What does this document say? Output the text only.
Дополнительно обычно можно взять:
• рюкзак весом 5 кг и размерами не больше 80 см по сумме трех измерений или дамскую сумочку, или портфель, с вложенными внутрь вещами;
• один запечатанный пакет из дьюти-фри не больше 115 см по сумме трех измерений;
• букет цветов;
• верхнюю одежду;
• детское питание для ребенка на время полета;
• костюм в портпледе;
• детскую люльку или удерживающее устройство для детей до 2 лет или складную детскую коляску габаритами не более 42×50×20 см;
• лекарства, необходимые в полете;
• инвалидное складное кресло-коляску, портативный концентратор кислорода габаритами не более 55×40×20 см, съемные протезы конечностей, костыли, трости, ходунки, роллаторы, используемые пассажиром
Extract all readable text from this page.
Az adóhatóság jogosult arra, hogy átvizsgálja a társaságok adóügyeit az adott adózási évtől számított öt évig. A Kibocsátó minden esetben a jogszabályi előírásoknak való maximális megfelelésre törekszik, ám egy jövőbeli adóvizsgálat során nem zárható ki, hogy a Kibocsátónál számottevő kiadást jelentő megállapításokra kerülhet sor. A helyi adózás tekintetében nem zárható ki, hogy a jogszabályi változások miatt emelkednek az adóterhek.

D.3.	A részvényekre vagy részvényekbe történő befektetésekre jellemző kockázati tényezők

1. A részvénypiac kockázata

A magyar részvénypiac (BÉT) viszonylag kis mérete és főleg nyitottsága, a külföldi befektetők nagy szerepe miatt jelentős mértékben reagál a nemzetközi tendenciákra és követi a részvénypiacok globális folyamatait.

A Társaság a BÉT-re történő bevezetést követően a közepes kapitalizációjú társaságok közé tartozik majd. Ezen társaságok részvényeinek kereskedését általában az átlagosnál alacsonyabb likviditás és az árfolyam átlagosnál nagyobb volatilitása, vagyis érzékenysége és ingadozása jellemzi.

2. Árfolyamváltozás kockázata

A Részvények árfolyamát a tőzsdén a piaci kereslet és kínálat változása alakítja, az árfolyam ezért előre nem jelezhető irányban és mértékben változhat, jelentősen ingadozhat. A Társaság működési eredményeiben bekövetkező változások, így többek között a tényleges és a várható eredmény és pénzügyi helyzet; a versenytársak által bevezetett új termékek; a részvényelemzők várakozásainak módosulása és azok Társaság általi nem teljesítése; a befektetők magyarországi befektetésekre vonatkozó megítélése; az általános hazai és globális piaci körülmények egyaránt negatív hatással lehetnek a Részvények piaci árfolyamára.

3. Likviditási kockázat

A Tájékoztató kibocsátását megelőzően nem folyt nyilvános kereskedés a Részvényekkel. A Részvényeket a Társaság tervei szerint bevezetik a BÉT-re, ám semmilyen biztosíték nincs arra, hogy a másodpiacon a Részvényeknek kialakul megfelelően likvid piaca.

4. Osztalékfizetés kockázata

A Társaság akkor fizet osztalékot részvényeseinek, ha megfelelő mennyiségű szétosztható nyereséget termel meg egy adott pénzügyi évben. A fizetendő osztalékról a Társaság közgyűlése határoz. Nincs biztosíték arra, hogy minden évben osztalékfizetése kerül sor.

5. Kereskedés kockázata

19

## [Short task]
Go through the entries and repeat each one exactly.

## [Exercise output]
What does this document say? Output the text only.
Дополнительно обычно можно взять:
• рюкзак весом 5 кг и размерами не больше 80 см по сумме трех измерений или дамскую сумочку, или портфель, с вложенными внутрь вещами;
• один запечатанный пакет из дьюти-фри не больше 115 см по сумме трех измерений;
• букет цветов;
• верхнюю одежду;
• детское питание для ребенка на время полета;
• костюм в портпледе;
• детскую люльку или удерживающее устройство для детей до 2 лет или складную детскую коляску габаритами не более 42×50×20 см;
• лекарства, необходимые в полете;
• инвалидное складное кресло-коляску, портативный концентратор кислорода габаритами не более 55×40×20 см, съемные протезы конечностей, костыли, трости, ходунки, роллаторы, используемые пассажиром
Extract all readable text from this page.
Az adóhatóság jogosult arra, hogy átvizsgálja a társaságok adóügyeit az adott adózási évtől számított öt évig. A Kibocsátó minden esetben a jogszabályi előírásoknak való maximális megfelelésre törekszik, ám egy jövőbeli adóvizsgálat során nem zárható ki, hogy a Kibocsátónál számottevő kiadást jelentő megállapításokra kerülhet sor. A helyi adózás tekintetében nem zárható ki, hogy a jogszabályi változások miatt emelkednek az adóterhek.

D.3.	A részvényekre vagy részvényekbe történő befektetésekre jellemző kockázati tényezők

1. A részvénypiac kockázata

A magyar részvénypiac (BÉT) viszonylag kis mérete és főleg nyitottsága, a külföldi befektetők nagy szerepe miatt jelentős mértékben reagál a nemzetközi tendenciákra és követi a részvénypiacok globális folyamatait.

A Társaság a BÉT-re történő bevezetést követően a közepes kapitalizációjú társaságok közé tartozik majd. Ezen társaságok részvényeinek kereskedését általában az átlagosnál alacsonyabb likviditás és az árfolyam átlagosnál nagyobb volatilitása, vagyis érzékenysége és ingadozása jellemzi.

2. Árfolyamváltozás kockázata

A Részvények árfolyamát a tőzsdén a piaci kereslet és kínálat változása alakítja, az árfolyam ezért előre nem jelezhető irányban és mértékben változhat, jelentősen ingadozhat. A Társaság működési eredményeiben bekövetkező változások, így többek között a tényleges és a várható eredmény és pénzügyi helyzet; a versenytársak által bevezetett új termékek; a részvényelemzők várakozásainak módosulása és azok Társaság általi nem teljesítése; a befektetők magyarországi befektetésekre vonatkozó megítélése; az általános hazai és globális piaci körülmények egyaránt negatív hatással lehetnek a Részvények piaci árfolyamára.

3. Likviditási kockázat

A Tájékoztató kibocsátását megelőzően nem folyt nyilvános kereskedés a Részvényekkel. A Részvényeket a Társaság tervei szerint bevezetik a BÉT-re, ám semmilyen biztosíték nincs arra, hogy a másodpiacon a Részvényeknek kialakul megfelelően likvid piaca.

4. Osztalékfizetés kockázata

A Társaság akkor fizet osztalékot részvényeseinek, ha megfelelő mennyiségű szétosztható nyereséget termel meg egy adott pénzügyi évben. A fizetendő osztalékról a Társaság közgyűlése határoz. Nincs biztosíték arra, hogy minden évben osztalékfizetése kerül sor.

5. Kereskedés kockázata

19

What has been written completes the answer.